■ Work required ■
Render every entry verbatim.

■ ■ ■ ■ ■ ■ ■

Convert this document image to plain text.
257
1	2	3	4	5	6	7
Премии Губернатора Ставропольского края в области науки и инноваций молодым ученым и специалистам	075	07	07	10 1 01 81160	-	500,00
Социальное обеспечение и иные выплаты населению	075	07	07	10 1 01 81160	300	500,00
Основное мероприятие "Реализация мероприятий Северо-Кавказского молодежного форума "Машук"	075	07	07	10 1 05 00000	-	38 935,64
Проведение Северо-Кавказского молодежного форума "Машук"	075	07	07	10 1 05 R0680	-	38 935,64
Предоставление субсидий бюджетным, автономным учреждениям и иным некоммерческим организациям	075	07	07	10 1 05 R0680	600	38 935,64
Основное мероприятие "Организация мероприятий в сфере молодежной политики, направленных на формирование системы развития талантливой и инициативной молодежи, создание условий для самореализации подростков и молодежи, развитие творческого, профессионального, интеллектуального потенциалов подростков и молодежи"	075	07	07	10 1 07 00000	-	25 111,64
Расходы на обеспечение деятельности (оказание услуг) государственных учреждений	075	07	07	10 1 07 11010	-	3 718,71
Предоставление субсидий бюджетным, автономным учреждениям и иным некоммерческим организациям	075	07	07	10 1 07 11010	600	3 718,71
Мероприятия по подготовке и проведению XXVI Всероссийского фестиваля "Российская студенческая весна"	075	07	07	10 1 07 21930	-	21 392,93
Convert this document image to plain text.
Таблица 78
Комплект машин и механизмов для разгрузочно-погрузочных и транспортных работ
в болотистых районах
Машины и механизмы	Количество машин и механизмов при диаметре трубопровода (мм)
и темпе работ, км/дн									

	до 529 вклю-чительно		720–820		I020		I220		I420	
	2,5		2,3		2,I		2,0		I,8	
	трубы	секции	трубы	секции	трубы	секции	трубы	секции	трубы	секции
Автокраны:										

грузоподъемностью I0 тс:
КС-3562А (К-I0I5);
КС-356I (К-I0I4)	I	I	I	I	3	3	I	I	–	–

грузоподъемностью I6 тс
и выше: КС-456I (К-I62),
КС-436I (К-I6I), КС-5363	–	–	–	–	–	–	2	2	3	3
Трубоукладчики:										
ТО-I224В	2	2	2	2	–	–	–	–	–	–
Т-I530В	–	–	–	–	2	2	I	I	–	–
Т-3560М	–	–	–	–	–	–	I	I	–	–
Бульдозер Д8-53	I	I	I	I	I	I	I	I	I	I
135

■ ■ ■ ■ ■ ■ ■

■ Result of the task ■
Convert this document image to plain text.
257
1	2	3	4	5	6	7
Премии Губернатора Ставропольского края в области науки и инноваций молодым ученым и специалистам	075	07	07	10 1 01 81160	-	500,00
Социальное обеспечение и иные выплаты населению	075	07	07	10 1 01 81160	300	500,00
Основное мероприятие "Реализация мероприятий Северо-Кавказского молодежного форума "Машук"	075	07	07	10 1 05 00000	-	38 935,64
Проведение Северо-Кавказского молодежного форума "Машук"	075	07	07	10 1 05 R0680	-	38 935,64
Предоставление субсидий бюджетным, автономным учреждениям и иным некоммерческим организациям	075	07	07	10 1 05 R0680	600	38 935,64
Основное мероприятие "Организация мероприятий в сфере молодежной политики, направленных на формирование системы развития талантливой и инициативной молодежи, создание условий для самореализации подростков и молодежи, развитие творческого, профессионального, интеллектуального потенциалов подростков и молодежи"	075	07	07	10 1 07 00000	-	25 111,64
Расходы на обеспечение деятельности (оказание услуг) государственных учреждений	075	07	07	10 1 07 11010	-	3 718,71
Предоставление субсидий бюджетным, автономным учреждениям и иным некоммерческим организациям	075	07	07	10 1 07 11010	600	3 718,71
Мероприятия по подготовке и проведению XXVI Всероссийского фестиваля "Российская студенческая весна"	075	07	07	10 1 07 21930	-	21 392,93
Convert this document image to plain text.
Таблица 78
Комплект машин и механизмов для разгрузочно-погрузочных и транспортных работ
в болотистых районах
Машины и механизмы	Количество машин и механизмов при диаметре трубопровода (мм)
и темпе работ, км/дн									

	до 529 вклю-чительно		720–820		I020		I220		I420	
	2,5		2,3		2,I		2,0		I,8	
	трубы	секции	трубы	секции	трубы	секции	трубы	секции	трубы	секции
Автокраны:										

грузоподъемностью I0 тс:
КС-3562А (К-I0I5);
КС-356I (К-I0I4)	I	I	I	I	3	3	I	I	–	–

грузоподъемностью I6 тс
и выше: КС-456I (К-I62),
КС-436I (К-I6I), КС-5363	–	–	–	–	–	–	2	2	3	3
Трубоукладчики:										
ТО-I224В	2	2	2	2	–	–	–	–	–	–
Т-I530В	–	–	–	–	2	2	I	I	–	–
Т-3560М	–	–	–	–	–	–	I	I	–	–
Бульдозер Д8-53	I	I	I	I	I	I	I	I	I	I
135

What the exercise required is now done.